**** PROVIDED ENTRIES ****

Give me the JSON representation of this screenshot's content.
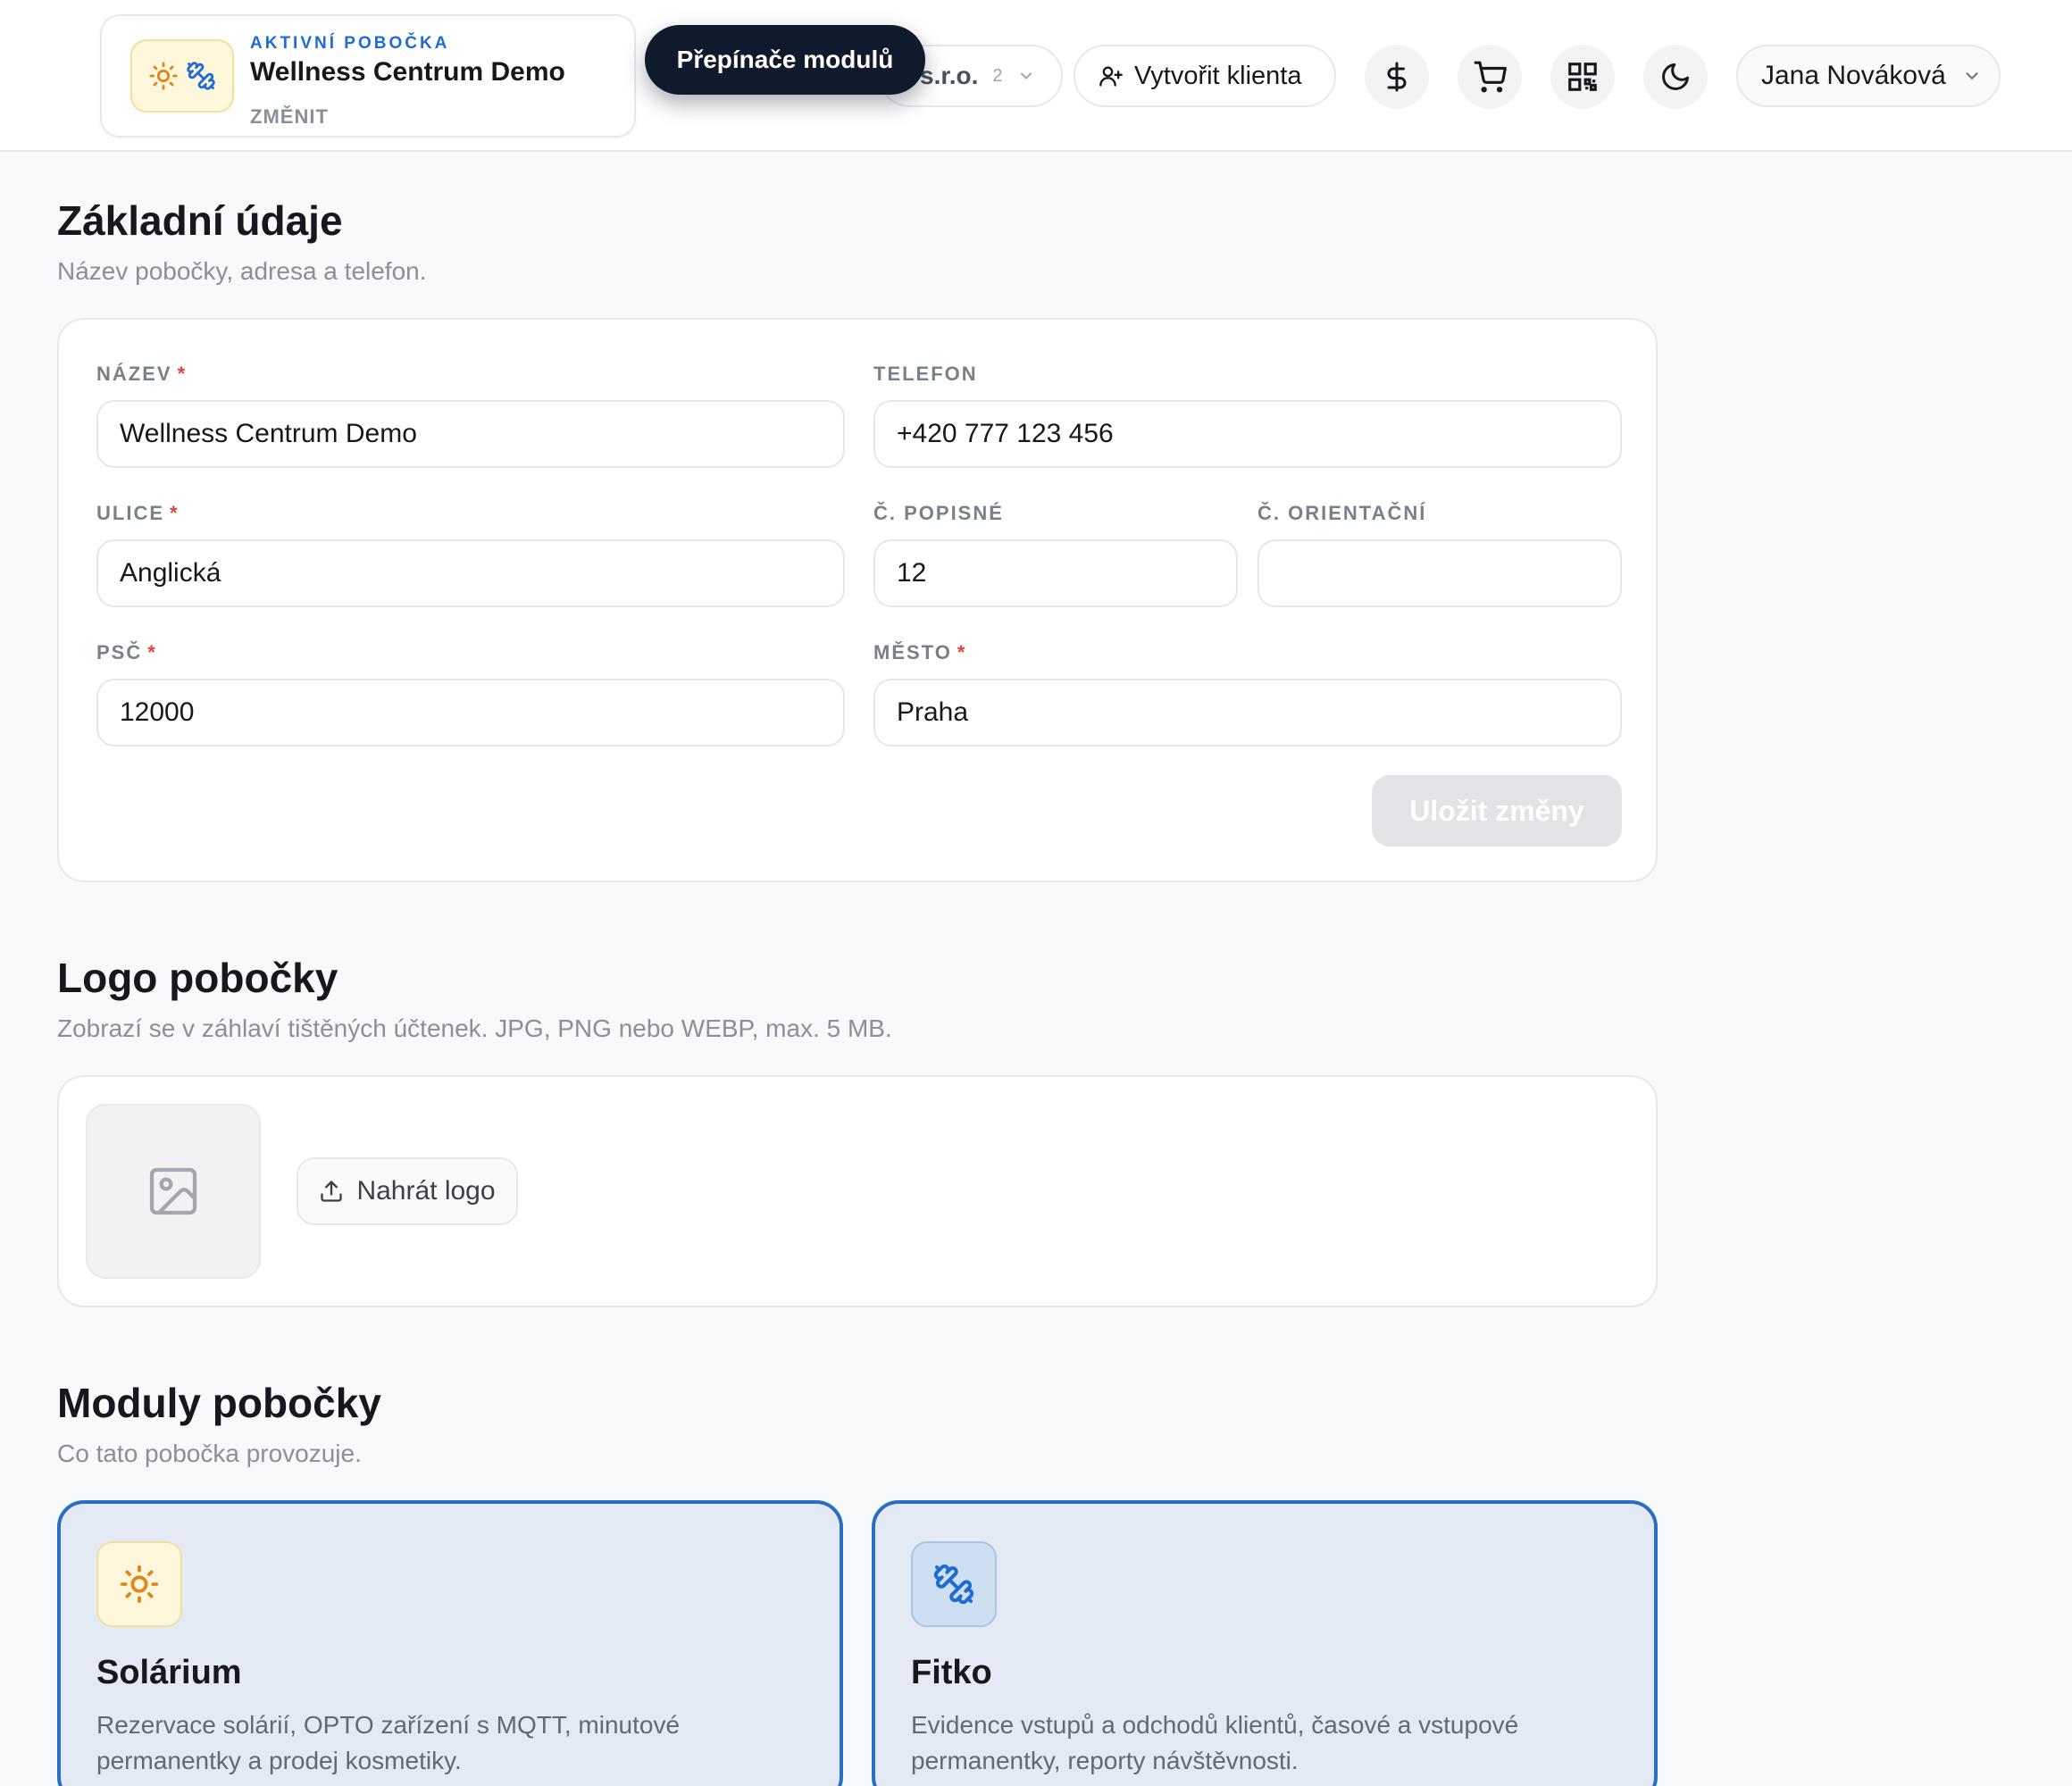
{
  "header": {
    "branch": {
      "kicker": "AKTIVNÍ POBOČKA",
      "name": "Wellness Centrum Demo",
      "change": "ZMĚNIT"
    },
    "company": {
      "name_fragment": "s.r.o.",
      "count": "2"
    },
    "create_client": "Vytvořit klienta",
    "icons": [
      "dollar-icon",
      "cart-icon",
      "qr-code-icon",
      "moon-icon"
    ],
    "user": "Jana Nováková",
    "tooltip": "Přepínače modulů"
  },
  "basic": {
    "title": "Základní údaje",
    "subtitle": "Název pobočky, adresa a telefon.",
    "fields": {
      "name": {
        "label": "NÁZEV",
        "required": "*",
        "value": "Wellness Centrum Demo"
      },
      "phone": {
        "label": "TELEFON",
        "value": "+420 777 123 456"
      },
      "street": {
        "label": "ULICE",
        "required": "*",
        "value": "Anglická"
      },
      "house_no": {
        "label": "Č. POPISNÉ",
        "value": "12"
      },
      "orient_no": {
        "label": "Č. ORIENTAČNÍ",
        "value": ""
      },
      "zip": {
        "label": "PSČ",
        "required": "*",
        "value": "12000"
      },
      "city": {
        "label": "MĚSTO",
        "required": "*",
        "value": "Praha"
      }
    },
    "save": "Uložit změny"
  },
  "logo": {
    "title": "Logo pobočky",
    "subtitle": "Zobrazí se v záhlaví tištěných účtenek. JPG, PNG nebo WEBP, max. 5 MB.",
    "upload": "Nahrát logo"
  },
  "modules": {
    "title": "Moduly pobočky",
    "subtitle": "Co tato pobočka provozuje.",
    "items": [
      {
        "name": "Solárium",
        "desc": "Rezervace solárií, OPTO zařízení s MQTT, minutové permanentky a prodej kosmetiky.",
        "icon": "sun-icon"
      },
      {
        "name": "Fitko",
        "desc": "Evidence vstupů a odchodů klientů, časové a vstupové permanentky, reporty návštěvnosti.",
        "icon": "dumbbell-icon"
      }
    ]
  },
  "colors": {
    "accent": "#2a6dc4",
    "kicker": "#1f6bd4",
    "sun": "#e0861a",
    "required": "#e0443e",
    "tooltip_bg": "#111a2c"
  }
}
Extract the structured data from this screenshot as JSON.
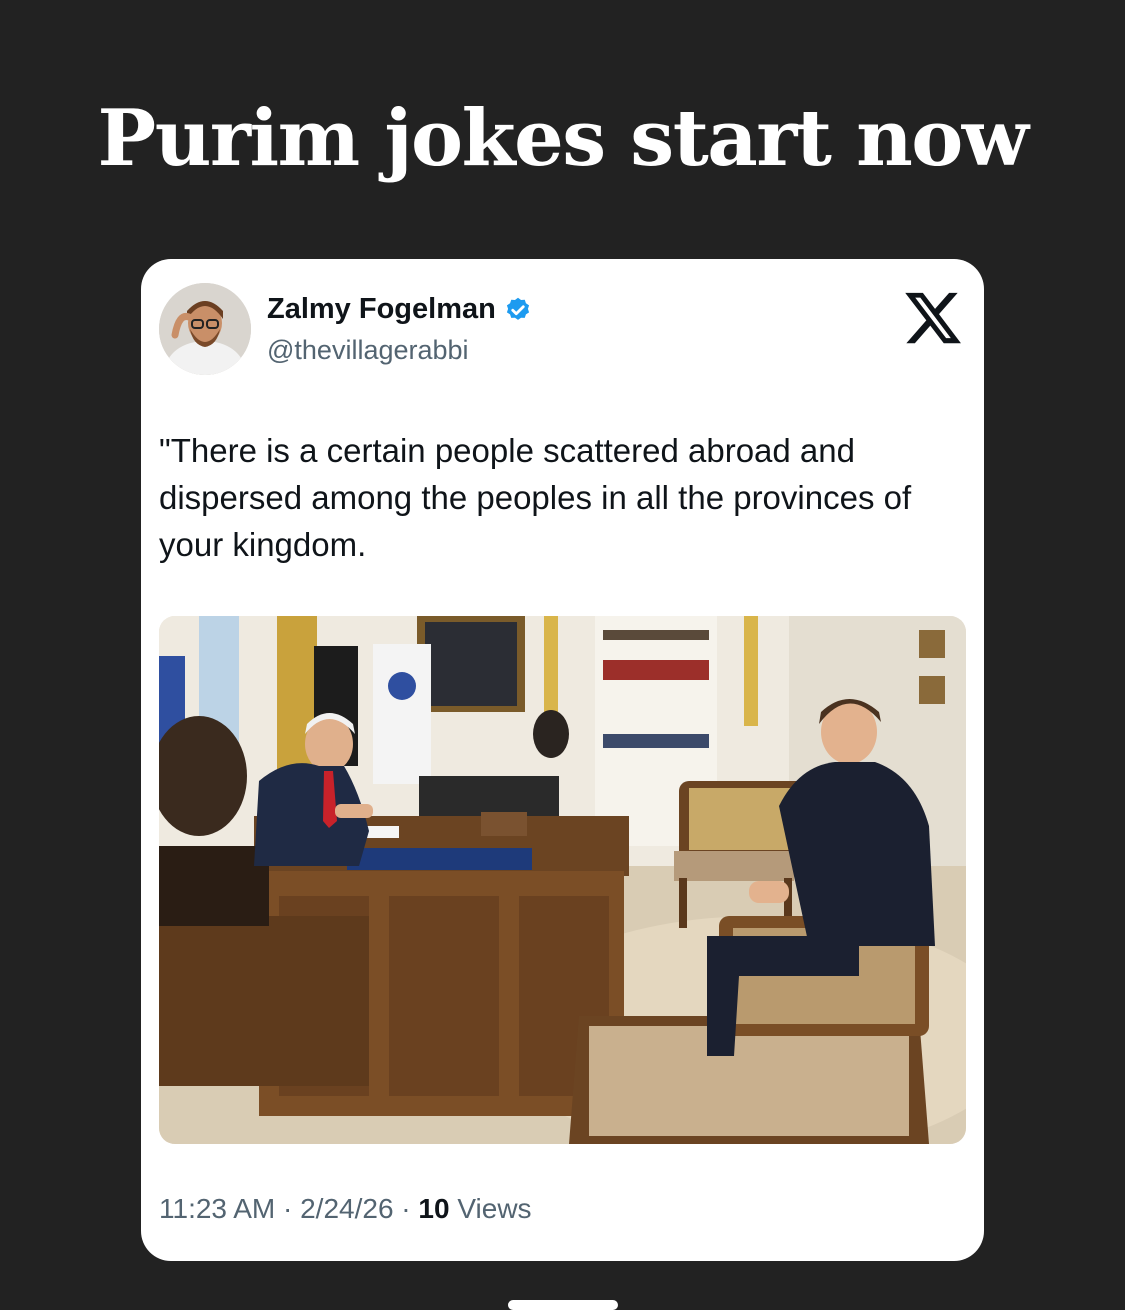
{
  "headline": "Purim jokes start now",
  "post": {
    "author": {
      "display_name": "Zalmy Fogelman",
      "handle": "@thevillagerabbi",
      "verified_icon": "verified-badge-icon",
      "verified_color": "#1d9bf0"
    },
    "platform_icon": "x-logo-icon",
    "text": "\"There is a certain people scattered abroad and dispersed among the peoples in all the provinces of your kingdom.",
    "timestamp": "11:23 AM · 2/24/26 · ",
    "views_count": "10",
    "views_label": " Views"
  },
  "colors": {
    "background": "#222222",
    "card": "#ffffff",
    "text_primary": "#0f1419",
    "text_secondary": "#536471"
  }
}
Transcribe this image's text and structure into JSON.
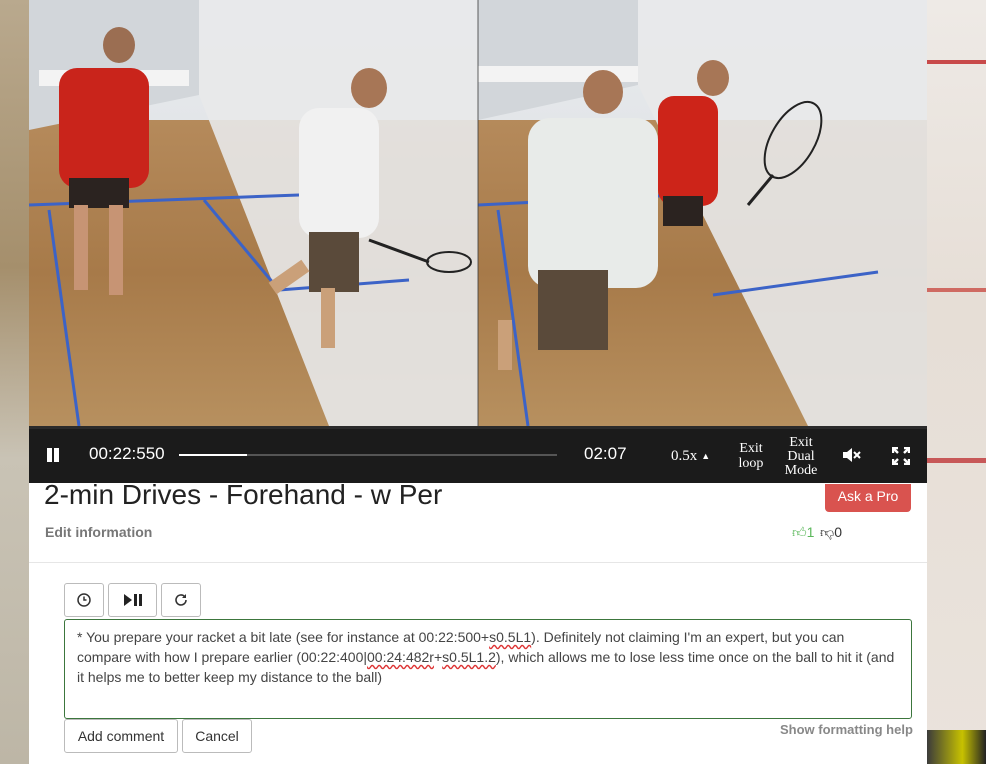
{
  "player": {
    "current_time": "00:22:550",
    "total_time": "02:07",
    "speed": "0.5x",
    "progress_fraction": 0.18,
    "exit_loop_line1": "Exit",
    "exit_loop_line2": "loop",
    "exit_dual_line1": "Exit",
    "exit_dual_line2": "Dual",
    "exit_dual_line3": "Mode"
  },
  "video": {
    "title": "2-min Drives - Forehand - w Per",
    "edit_label": "Edit information",
    "ask_pro_label": "Ask a Pro",
    "votes_up": "1",
    "votes_down": "0"
  },
  "comment": {
    "text_part1": "* You prepare your racket a bit late (see for instance at 00:22:500+",
    "text_sq1": "s0.5L1",
    "text_part2": "). Definitely not claiming I'm an expert, but you can compare with how I prepare earlier (00:22:400|",
    "text_sq2": "00:24:482r",
    "text_part3": "+",
    "text_sq3": "s0.5L1.2",
    "text_part4": "), which allows me to lose less time once on the ball to hit it (and it helps me to better keep my distance to the ball)",
    "add_label": "Add comment",
    "cancel_label": "Cancel",
    "help_label": "Show formatting help"
  },
  "icons": {
    "toolbar": [
      "clock-icon",
      "play-pause-icon",
      "refresh-icon"
    ],
    "thumbs_up": "thumbs-up-icon",
    "thumbs_down": "thumbs-down-icon"
  },
  "colors": {
    "ask_pro": "#d9534f",
    "vote_up": "#5cb85c",
    "comment_border": "#3c763d"
  }
}
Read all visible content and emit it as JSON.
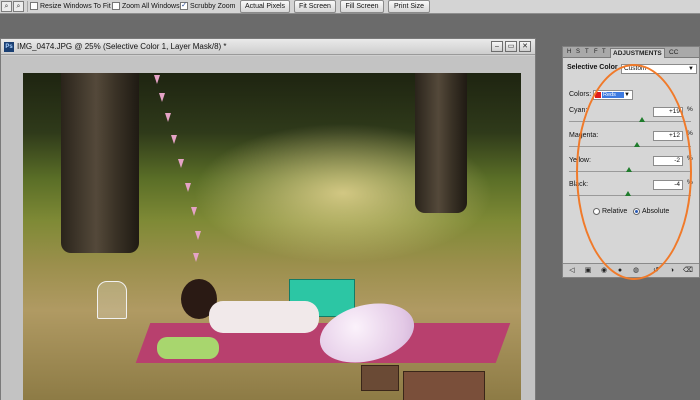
{
  "options_bar": {
    "checkboxes": [
      {
        "label": "Resize Windows To Fit",
        "checked": false
      },
      {
        "label": "Zoom All Windows",
        "checked": false
      },
      {
        "label": "Scrubby Zoom",
        "checked": true
      }
    ],
    "buttons": [
      "Actual Pixels",
      "Fit Screen",
      "Fill Screen",
      "Print Size"
    ]
  },
  "document": {
    "title": "IMG_0474.JPG @ 25% (Selective Color 1, Layer Mask/8) *",
    "app_badge": "Ps"
  },
  "panel": {
    "tabs": [
      {
        "label": "ADJUSTMENTS",
        "active": true
      },
      {
        "label": "CC",
        "active": false
      }
    ],
    "title": "Selective Color",
    "preset": "Custom",
    "colors_label": "Colors:",
    "colors_value": "Reds",
    "colors_swatch": "#e01a1a",
    "rows": [
      {
        "label": "Cyan:",
        "value": "+19",
        "unit": "%",
        "level": 0.595
      },
      {
        "label": "Magenta:",
        "value": "+12",
        "unit": "%",
        "level": 0.56
      },
      {
        "label": "Yellow:",
        "value": "-2",
        "unit": "%",
        "level": 0.49
      },
      {
        "label": "Black:",
        "value": "-4",
        "unit": "%",
        "level": 0.48
      }
    ],
    "method": {
      "options": [
        {
          "label": "Relative",
          "selected": false
        },
        {
          "label": "Absolute",
          "selected": true
        }
      ]
    }
  },
  "annotation_color": "#f07a2a"
}
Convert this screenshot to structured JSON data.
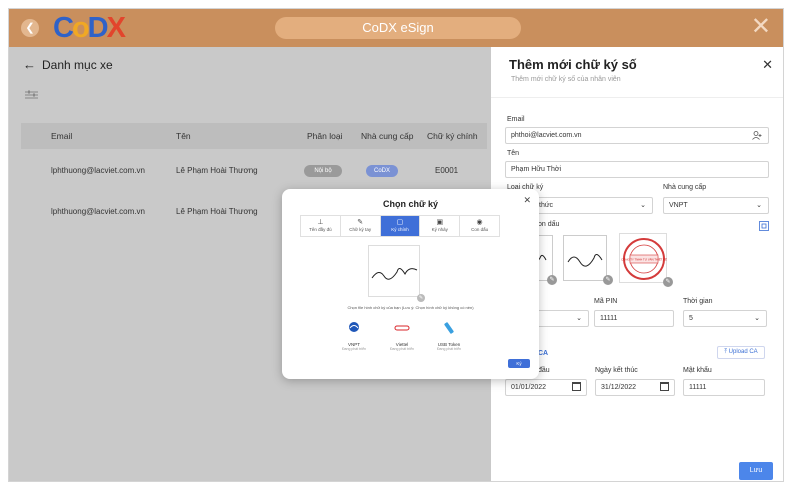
{
  "app": {
    "title": "CoDX eSign",
    "logo_letters": [
      "C",
      "o",
      "D",
      "X"
    ]
  },
  "breadcrumb": {
    "label": "Danh mục xe"
  },
  "table": {
    "headers": [
      "Email",
      "Tên",
      "Phân loại",
      "Nhà cung cấp",
      "Chữ ký chính"
    ],
    "rows": [
      {
        "email": "lphthuong@lacviet.com.vn",
        "name": "Lê Phạm Hoài Thương",
        "type": "Nội bộ",
        "provider": "CoDX",
        "main": "E0001"
      },
      {
        "email": "lphthuong@lacviet.com.vn",
        "name": "Lê Phạm Hoài Thương",
        "type": "",
        "provider": "",
        "main": ""
      }
    ]
  },
  "panel": {
    "title": "Thêm mới chữ ký số",
    "subtitle": "Thêm mới chữ ký số của nhân viên",
    "email_label": "Email",
    "email_value": "phthoi@lacviet.com.vn",
    "name_label": "Tên",
    "name_value": "Phạm Hữu Thời",
    "type_label": "Loại chữ ký",
    "type_value": "thức",
    "provider_label": "Nhà cung cấp",
    "provider_value": "VNPT",
    "signature_label": "on dấu",
    "stamp_text": "CÔNG TY TNHH TƯ VẤN THIẾT KẾ",
    "pin_label": "Mã PIN",
    "pin_value": "11111",
    "time_label": "Thời gian",
    "time_value": "5",
    "ca_label": "CA",
    "upload_label": "Upload CA",
    "start_label": "đầu",
    "start_value": "01/01/2022",
    "end_label": "Ngày kết thúc",
    "end_value": "31/12/2022",
    "password_label": "Mật khẩu",
    "password_value": "11111",
    "save_label": "Lưu"
  },
  "modal": {
    "title": "Chọn chữ ký",
    "tabs": [
      {
        "label": "Tên đầy đủ",
        "icon": "⊥"
      },
      {
        "label": "Chữ ký tay",
        "icon": "✎"
      },
      {
        "label": "Ký chính",
        "icon": "▢"
      },
      {
        "label": "Ký nháy",
        "icon": "▣"
      },
      {
        "label": "Con dấu",
        "icon": "◉"
      }
    ],
    "hint": "Chọn file hình chữ ký của bạn (Lưu ý: Chọn hình chữ ký không có nền)",
    "providers": [
      {
        "name": "VNPT",
        "desc": "Đang phát triển",
        "color": "#1e56b8"
      },
      {
        "name": "Viettel",
        "desc": "Đang phát triển",
        "color": "#d9252a"
      },
      {
        "name": "USB Token",
        "desc": "Đang phát triển",
        "color": "#3aa0e0"
      }
    ],
    "sign_label": "Ký"
  },
  "colors": {
    "topbar": "#c98f5d",
    "accent": "#3f6fd8",
    "save": "#4c86ea"
  }
}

****

Report only how many lines of the listing hold the word "permanentky".

2